═════ Supplied data

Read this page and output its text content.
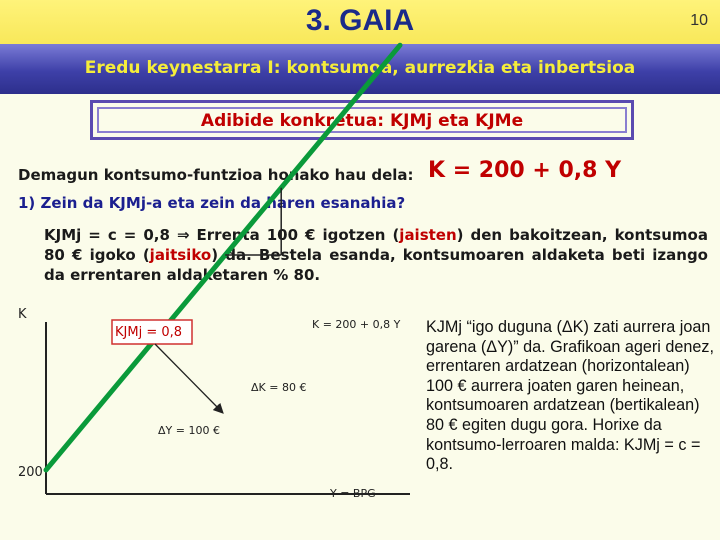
3. GAIA	10
Eredu keynestarra I: kontsumoa, aurrezkia eta inbertsioa
Adibide konkretua: KJMj eta KJMe
Demagun kontsumo-funtzioa honako hau dela: K = 200 + 0,8 Y
1) Zein da KJMj-a eta zein da haren esanahia?
KJMj = c = 0,8 ⇒ Errenta 100 € igotzen (jaisten) den bakoitzean, kontsumoa 80 € igoko (jaitsiko) da. Bestela esanda, kontsumoaren aldaketa beti izango da errentaren aldaketaren % 80.
K
200
Y = BPG
K = 200 + 0,8 Y
ΔK = 80 €
ΔY = 100 €
KJMj = 0,8	KJMj “igo duguna (ΔK) zati aurrera joan garena (ΔY)” da. Grafikoan ageri denez, errentaren ardatzean (horizontalean) 100 € aurrera joaten garen heinean, kontsumoaren ardatzean (bertikalean) 80 € egiten dugu gora. Horixe da kontsumo-lerroaren malda: KJMj = c = 0,8.
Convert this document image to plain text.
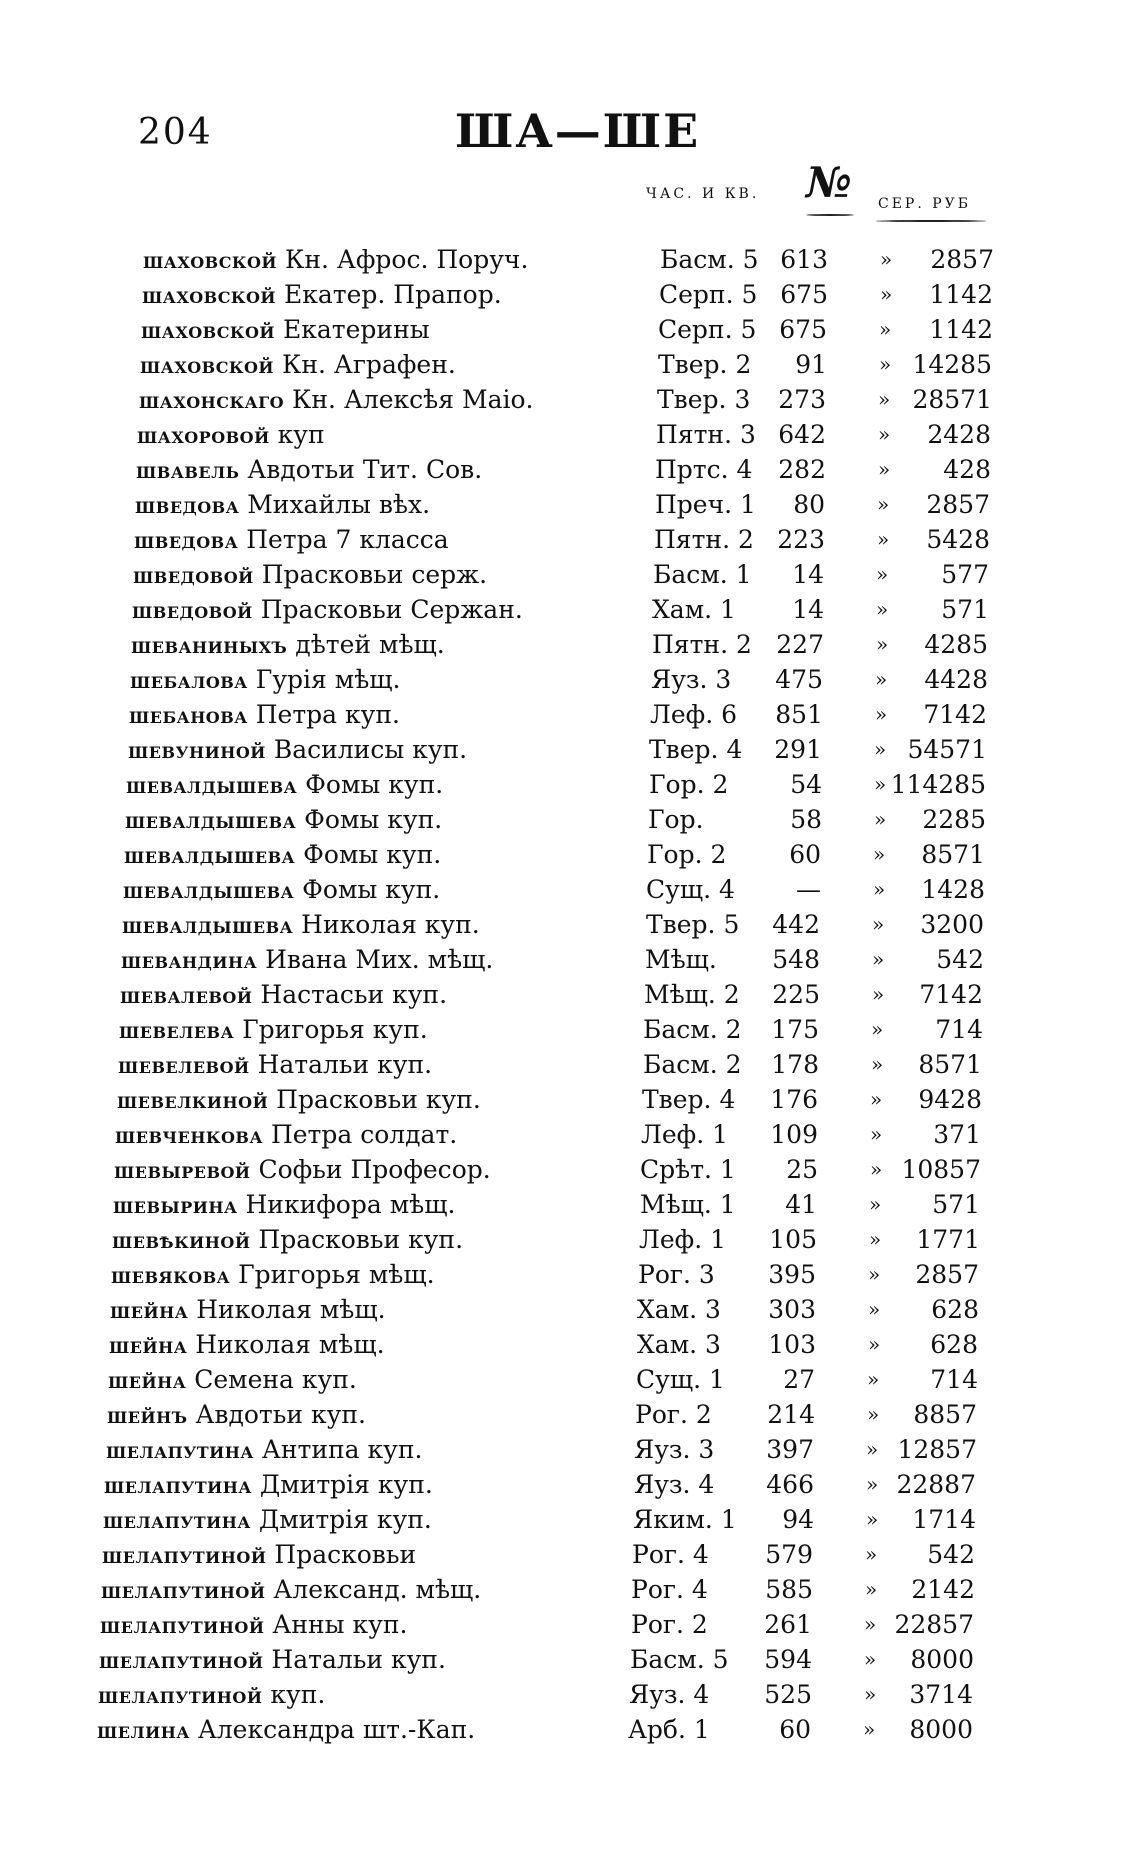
204	ША—ШЕ
ЧАС. И КВ. № СЕР. РУБ
шаховской Кн. Афрос. Поруч.	Басм. 5 613	»	2857
шаховской Екатер. Прапор.	Серп. 5 675	»	1142
шаховской Екатерины	Серп. 5 675	»	1142
шаховской Кн. Аграфен.	Твер. 2	91	» 14285
шахонскаго Кн. Алексѣя Маіо.	Твер. 3	273	» 28571
шахоровой куп	Пятн. 3 642	»	2428
швавель Авдотьи Тит. Сов.	Пртс. 4	282	»	428
шведова Михайлы вѣх.	Преч. 1	80	»	2857
шведова Петра 7 класса	Пятн. 2 223	»	5428
шведовой Прасковьи серж.	Басм. 1	14	»	577
шведовой Прасковьи Сержан.	Хам. 1	14	»	571
шеваниныхъ дѣтей мѣщ.	Пятн. 2 227	»	4285
шебалова Гурія мѣщ.	Яуз. 3	475	»	4428
шебанова Петра куп.	Леф. 6	851	»	7142
шевуниной Василисы куп.	Твер. 4	291	» 54571
шевалдышева Фомы куп.	Гор. 2	54	» 114285
шевалдышева Фомы куп.	Гор.	58	»	2285
шевалдышева Фомы куп.	Гор. 2	60	»	8571
шевалдышева Фомы куп.	Сущ. 4	—	»	1428
шевалдышева Николая куп.	Твер. 5	442	»	3200
шевандина Ивана Мих. мѣщ.	Мѣщ.	548	»	542
шевалевой Настасьи куп.	Мѣщ. 2	225	»	7142
шевелева Григорья куп.	Басм. 2	175	»	714
шевелевой Натальи куп.	Басм. 2	178	»	8571
шевелкиной Прасковьи куп.	Твер. 4	176	»	9428
шевченкова Петра солдат.	Леф. 1	109	»	371
шевыревой Софьи Професор.	Срѣт. 1	25	» 10857
шевырина Никифора мѣщ.	Мѣщ. 1	41	»	571
шевѣкиной Прасковьи куп.	Леф. 1	105	»	1771
шевякова Григорья мѣщ.	Рог. 3	395	»	2857
шейна Николая мѣщ.	Хам. 3	303	»	628
шейна Николая мѣщ.	Хам. 3	103	»	628
шейна Семена куп.	Сущ. 1	27	»	714
шейнъ Авдотьи куп.	Рог. 2	214	»	8857
шелапутина Антипа куп.	Яуз. 3	397	» 12857
шелапутина Дмитрія куп.	Яуз. 4	466	» 22887
шелапутина Дмитрія куп.	Яким. 1	94	»	1714
шелапутиной Прасковьи	Рог. 4	579	»	542
шелапутиной Александ. мѣщ.	Рог. 4	585	»	2142
шелапутиной Анны куп.	Рог. 2	261	» 22857
шелапутиной Натальи куп.	Басм. 5	594	»	8000
шелапутиной куп.	Яуз. 4	525	»	3714
шелина Александра шт.-Кап.	Арб. 1	60	»	8000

══════════

## [Required work]
Read the entries and select each line where the word "Григорья" is found.

## [Written reply]
шевелева Григорья куп.	Басм. 2	175	»	714
шевякова Григорья мѣщ.	Рог. 3	395	»	2857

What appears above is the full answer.